- Work to be completed: Give the count of lines that include the string "Minister". Add nothing to it.
■ ■ ■ ■
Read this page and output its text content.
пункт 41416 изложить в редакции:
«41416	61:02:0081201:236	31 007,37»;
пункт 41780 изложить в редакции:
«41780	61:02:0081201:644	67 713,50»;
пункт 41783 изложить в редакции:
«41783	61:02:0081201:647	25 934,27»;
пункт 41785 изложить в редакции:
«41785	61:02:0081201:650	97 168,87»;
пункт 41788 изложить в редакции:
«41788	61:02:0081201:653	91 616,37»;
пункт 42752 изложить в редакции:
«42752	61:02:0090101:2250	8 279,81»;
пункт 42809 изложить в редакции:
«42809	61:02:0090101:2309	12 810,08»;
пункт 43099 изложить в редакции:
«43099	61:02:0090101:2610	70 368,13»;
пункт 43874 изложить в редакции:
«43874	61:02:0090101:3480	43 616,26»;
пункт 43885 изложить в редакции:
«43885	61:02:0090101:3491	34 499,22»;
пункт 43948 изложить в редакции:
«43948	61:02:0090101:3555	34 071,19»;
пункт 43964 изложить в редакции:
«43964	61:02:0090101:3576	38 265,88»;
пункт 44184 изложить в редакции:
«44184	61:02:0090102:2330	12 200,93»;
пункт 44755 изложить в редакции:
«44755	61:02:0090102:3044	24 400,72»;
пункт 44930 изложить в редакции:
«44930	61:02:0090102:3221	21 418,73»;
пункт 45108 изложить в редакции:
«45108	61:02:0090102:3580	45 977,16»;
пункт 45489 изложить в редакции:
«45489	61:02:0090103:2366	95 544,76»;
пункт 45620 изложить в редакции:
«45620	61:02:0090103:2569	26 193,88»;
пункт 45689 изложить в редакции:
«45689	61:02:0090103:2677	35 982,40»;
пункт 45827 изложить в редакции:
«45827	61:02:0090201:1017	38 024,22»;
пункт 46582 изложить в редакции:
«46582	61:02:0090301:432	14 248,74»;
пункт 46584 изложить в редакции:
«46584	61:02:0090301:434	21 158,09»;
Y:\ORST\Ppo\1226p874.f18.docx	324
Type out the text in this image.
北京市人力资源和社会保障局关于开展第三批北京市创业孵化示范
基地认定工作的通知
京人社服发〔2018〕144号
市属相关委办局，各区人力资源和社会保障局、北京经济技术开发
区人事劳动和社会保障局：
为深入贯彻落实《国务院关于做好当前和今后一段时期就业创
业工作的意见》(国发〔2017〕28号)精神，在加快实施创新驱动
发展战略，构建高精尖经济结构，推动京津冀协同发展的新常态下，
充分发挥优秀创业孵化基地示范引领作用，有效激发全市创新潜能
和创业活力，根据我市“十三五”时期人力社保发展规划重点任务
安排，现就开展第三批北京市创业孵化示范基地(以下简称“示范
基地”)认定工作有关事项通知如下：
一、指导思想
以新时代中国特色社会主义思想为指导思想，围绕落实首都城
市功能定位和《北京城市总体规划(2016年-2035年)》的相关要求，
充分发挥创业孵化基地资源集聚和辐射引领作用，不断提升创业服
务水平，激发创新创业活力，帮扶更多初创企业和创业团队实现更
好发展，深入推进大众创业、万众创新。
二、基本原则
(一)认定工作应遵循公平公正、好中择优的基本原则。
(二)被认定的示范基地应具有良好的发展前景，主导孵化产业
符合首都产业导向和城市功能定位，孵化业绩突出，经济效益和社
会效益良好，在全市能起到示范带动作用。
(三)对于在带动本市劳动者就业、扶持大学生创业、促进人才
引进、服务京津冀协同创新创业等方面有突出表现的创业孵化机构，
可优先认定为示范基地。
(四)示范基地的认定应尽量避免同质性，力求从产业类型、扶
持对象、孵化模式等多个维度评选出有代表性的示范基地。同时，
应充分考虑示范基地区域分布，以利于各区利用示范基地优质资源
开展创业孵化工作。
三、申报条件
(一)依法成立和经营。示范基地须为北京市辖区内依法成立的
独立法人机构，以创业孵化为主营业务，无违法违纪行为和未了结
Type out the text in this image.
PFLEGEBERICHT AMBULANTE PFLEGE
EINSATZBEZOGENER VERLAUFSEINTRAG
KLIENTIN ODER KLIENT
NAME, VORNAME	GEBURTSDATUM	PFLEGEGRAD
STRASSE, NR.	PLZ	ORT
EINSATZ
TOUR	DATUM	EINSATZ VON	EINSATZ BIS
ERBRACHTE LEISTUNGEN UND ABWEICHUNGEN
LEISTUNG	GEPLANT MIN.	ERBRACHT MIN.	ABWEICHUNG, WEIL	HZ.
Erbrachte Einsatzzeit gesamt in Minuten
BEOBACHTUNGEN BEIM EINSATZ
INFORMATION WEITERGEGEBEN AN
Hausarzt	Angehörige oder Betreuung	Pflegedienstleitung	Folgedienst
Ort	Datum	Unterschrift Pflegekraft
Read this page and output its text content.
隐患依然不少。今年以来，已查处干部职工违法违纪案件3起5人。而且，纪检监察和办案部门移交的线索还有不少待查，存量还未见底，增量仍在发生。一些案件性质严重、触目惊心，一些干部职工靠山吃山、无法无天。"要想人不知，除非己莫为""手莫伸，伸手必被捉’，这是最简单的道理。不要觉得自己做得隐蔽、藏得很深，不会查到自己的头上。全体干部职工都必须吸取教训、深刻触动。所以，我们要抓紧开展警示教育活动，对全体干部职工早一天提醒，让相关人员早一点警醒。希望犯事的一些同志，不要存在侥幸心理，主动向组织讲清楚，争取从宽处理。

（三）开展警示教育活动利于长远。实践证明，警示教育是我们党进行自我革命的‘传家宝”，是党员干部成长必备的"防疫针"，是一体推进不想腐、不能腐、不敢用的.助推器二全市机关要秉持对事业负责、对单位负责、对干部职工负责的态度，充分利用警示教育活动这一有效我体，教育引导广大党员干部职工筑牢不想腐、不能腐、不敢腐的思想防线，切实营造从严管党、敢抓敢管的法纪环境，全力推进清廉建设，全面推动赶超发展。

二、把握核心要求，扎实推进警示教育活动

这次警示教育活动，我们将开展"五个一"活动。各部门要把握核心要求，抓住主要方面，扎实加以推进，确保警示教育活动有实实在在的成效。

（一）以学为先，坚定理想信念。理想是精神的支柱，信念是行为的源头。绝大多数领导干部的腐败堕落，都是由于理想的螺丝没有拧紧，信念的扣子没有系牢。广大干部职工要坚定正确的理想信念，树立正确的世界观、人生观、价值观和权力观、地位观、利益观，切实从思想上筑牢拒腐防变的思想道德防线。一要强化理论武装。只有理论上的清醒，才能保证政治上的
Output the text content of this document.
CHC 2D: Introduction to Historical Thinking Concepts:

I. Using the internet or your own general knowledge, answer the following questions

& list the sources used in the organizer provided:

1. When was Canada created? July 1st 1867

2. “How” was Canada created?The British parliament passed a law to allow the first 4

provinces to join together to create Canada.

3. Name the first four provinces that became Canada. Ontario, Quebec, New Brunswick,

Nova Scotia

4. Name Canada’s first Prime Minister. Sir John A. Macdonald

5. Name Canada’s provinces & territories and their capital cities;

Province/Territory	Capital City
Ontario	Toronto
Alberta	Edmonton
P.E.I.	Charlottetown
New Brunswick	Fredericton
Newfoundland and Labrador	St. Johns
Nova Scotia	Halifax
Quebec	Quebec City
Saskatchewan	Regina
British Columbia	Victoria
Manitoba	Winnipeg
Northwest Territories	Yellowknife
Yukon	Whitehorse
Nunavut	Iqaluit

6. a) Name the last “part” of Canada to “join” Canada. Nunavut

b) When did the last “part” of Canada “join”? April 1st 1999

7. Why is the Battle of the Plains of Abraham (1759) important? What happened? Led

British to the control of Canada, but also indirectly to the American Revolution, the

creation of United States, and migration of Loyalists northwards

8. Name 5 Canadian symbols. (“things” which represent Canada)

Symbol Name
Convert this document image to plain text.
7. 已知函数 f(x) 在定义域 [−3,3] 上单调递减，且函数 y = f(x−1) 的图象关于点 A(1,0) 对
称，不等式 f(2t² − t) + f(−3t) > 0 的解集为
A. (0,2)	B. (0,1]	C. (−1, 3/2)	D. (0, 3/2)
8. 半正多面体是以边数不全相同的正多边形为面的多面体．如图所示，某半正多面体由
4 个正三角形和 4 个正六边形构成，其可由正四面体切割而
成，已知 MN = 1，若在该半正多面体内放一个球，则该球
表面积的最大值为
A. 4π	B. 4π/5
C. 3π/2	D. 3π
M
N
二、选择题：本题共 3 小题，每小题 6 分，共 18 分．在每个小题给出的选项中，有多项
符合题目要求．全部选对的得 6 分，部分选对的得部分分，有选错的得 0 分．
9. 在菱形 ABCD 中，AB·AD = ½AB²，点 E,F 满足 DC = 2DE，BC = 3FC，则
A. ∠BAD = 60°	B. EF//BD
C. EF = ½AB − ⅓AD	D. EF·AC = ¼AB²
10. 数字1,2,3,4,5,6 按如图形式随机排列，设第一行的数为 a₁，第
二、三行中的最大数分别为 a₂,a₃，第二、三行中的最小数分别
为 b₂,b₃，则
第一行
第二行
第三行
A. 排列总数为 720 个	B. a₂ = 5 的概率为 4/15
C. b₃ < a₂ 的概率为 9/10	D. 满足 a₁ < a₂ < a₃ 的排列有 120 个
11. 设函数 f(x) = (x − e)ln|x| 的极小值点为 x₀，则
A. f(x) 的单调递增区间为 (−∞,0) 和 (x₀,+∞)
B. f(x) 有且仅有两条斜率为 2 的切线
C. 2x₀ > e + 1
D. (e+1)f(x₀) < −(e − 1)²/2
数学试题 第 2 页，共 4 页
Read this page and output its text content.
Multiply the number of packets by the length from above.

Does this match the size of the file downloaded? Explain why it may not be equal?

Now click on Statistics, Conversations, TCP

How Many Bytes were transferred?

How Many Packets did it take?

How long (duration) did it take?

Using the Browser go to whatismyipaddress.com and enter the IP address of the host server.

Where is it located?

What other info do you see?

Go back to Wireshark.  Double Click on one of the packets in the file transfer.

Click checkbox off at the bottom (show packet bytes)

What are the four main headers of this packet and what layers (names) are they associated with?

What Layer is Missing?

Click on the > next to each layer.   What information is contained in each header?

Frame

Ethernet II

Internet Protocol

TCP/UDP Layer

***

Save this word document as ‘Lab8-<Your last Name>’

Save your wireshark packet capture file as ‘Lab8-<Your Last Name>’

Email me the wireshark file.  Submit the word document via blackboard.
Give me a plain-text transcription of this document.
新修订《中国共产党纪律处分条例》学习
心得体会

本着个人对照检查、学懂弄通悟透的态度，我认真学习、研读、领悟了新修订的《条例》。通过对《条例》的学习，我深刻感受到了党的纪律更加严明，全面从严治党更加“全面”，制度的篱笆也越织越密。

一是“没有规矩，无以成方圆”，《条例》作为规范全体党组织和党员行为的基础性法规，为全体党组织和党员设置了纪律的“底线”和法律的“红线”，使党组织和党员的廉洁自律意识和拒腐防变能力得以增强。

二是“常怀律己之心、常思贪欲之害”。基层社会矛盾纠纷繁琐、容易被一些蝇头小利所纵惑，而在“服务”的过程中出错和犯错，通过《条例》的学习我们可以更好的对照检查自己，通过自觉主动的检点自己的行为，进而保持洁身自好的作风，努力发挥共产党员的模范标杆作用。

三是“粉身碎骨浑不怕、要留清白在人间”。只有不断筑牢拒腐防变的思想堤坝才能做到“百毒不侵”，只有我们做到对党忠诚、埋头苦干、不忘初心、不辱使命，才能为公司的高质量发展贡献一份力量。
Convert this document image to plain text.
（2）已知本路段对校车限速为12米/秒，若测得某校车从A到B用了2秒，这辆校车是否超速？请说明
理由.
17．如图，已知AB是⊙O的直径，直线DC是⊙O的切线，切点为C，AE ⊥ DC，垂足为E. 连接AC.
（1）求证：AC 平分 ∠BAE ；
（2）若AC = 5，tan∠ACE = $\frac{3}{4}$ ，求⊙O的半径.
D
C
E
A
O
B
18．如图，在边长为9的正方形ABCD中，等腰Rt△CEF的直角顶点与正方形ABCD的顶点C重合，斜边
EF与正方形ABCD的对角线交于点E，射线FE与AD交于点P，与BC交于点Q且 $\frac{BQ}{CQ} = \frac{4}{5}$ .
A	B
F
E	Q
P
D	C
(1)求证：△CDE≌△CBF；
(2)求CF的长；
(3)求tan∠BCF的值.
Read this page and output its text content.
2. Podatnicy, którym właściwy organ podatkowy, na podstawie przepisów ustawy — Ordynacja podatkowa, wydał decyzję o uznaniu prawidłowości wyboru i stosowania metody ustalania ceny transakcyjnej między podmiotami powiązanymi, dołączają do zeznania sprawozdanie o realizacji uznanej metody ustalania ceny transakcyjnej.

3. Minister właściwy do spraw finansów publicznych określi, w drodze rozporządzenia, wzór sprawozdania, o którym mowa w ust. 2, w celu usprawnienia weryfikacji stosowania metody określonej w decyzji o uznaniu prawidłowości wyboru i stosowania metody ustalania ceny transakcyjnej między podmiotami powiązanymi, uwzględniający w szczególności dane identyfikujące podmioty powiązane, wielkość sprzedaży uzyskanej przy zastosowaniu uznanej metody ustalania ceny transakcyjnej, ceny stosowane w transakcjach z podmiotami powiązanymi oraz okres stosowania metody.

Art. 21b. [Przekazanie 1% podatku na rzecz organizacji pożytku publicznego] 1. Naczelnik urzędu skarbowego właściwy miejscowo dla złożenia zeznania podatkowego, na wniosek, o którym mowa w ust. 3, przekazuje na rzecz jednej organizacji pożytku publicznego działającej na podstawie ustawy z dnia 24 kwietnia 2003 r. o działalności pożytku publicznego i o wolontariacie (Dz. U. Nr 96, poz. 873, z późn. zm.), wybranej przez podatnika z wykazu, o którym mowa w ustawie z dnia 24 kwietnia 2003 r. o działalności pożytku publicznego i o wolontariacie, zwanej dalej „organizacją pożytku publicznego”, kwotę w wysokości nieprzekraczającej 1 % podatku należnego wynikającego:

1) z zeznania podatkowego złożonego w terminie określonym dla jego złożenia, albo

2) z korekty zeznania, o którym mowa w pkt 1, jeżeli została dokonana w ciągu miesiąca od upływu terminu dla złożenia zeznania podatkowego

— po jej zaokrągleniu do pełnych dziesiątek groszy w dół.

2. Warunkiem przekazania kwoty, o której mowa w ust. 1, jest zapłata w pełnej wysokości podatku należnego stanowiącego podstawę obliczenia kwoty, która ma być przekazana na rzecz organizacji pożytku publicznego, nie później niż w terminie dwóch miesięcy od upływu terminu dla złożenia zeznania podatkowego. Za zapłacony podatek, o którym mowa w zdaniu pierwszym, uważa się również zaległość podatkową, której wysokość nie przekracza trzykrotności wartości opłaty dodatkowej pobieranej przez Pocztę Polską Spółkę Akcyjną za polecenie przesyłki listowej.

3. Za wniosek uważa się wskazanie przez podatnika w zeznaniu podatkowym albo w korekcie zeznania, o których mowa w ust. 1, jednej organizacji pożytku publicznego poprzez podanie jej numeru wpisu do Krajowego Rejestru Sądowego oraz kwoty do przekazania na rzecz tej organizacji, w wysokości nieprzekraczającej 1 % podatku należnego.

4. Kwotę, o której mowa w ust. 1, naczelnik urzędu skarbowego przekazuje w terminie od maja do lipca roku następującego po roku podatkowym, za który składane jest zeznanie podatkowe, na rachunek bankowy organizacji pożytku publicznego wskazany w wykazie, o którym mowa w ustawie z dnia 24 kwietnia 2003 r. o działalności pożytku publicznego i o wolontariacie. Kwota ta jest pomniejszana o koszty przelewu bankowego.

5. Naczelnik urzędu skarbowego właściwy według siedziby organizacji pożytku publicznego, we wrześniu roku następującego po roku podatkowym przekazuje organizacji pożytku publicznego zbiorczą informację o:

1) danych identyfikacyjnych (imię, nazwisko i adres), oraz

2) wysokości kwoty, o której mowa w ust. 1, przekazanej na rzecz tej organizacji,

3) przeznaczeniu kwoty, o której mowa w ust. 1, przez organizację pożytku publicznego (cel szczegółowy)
■ ■ ■ ■
- Output of the task: 2